> Problem requirements:
Word for word, quote all of the material, omitting the pictures.

> Record extracts:
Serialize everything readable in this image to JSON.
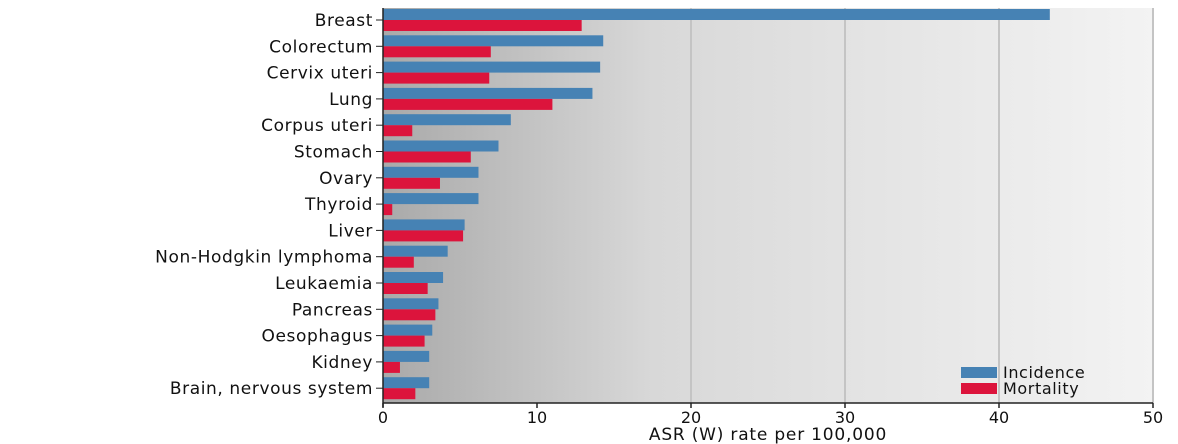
{
  "chart_data": {
    "type": "bar",
    "orientation": "horizontal",
    "categories": [
      "Breast",
      "Colorectum",
      "Cervix uteri",
      "Lung",
      "Corpus uteri",
      "Stomach",
      "Ovary",
      "Thyroid",
      "Liver",
      "Non-Hodgkin lymphoma",
      "Leukaemia",
      "Pancreas",
      "Oesophagus",
      "Kidney",
      "Brain, nervous system"
    ],
    "series": [
      {
        "name": "Incidence",
        "color": "#4682b4",
        "values": [
          43.3,
          14.3,
          14.1,
          13.6,
          8.3,
          7.5,
          6.2,
          6.2,
          5.3,
          4.2,
          3.9,
          3.6,
          3.2,
          3.0,
          3.0
        ]
      },
      {
        "name": "Mortality",
        "color": "#dc143c",
        "values": [
          12.9,
          7.0,
          6.9,
          11.0,
          1.9,
          5.7,
          3.7,
          0.6,
          5.2,
          2.0,
          2.9,
          3.4,
          2.7,
          1.1,
          2.1
        ]
      }
    ],
    "xlabel": "ASR (W) rate per 100,000",
    "xlim": [
      0,
      50
    ],
    "xticks": [
      0,
      10,
      20,
      30,
      40,
      50
    ],
    "grid": "vertical",
    "legend_position": "bottom-right"
  }
}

> Answer to the task:
Serialize everything readable in this image to JSON.
{
  "chart_data": {
    "type": "bar",
    "orientation": "horizontal",
    "categories": [
      "Breast",
      "Colorectum",
      "Cervix uteri",
      "Lung",
      "Corpus uteri",
      "Stomach",
      "Ovary",
      "Thyroid",
      "Liver",
      "Non-Hodgkin lymphoma",
      "Leukaemia",
      "Pancreas",
      "Oesophagus",
      "Kidney",
      "Brain, nervous system"
    ],
    "series": [
      {
        "name": "Incidence",
        "color": "#4682b4",
        "values": [
          43.3,
          14.3,
          14.1,
          13.6,
          8.3,
          7.5,
          6.2,
          6.2,
          5.3,
          4.2,
          3.9,
          3.6,
          3.2,
          3.0,
          3.0
        ]
      },
      {
        "name": "Mortality",
        "color": "#dc143c",
        "values": [
          12.9,
          7.0,
          6.9,
          11.0,
          1.9,
          5.7,
          3.7,
          0.6,
          5.2,
          2.0,
          2.9,
          3.4,
          2.7,
          1.1,
          2.1
        ]
      }
    ],
    "xlabel": "ASR (W) rate per 100,000",
    "xlim": [
      0,
      50
    ],
    "xticks": [
      0,
      10,
      20,
      30,
      40,
      50
    ],
    "grid": "vertical",
    "legend_position": "bottom-right"
  }
}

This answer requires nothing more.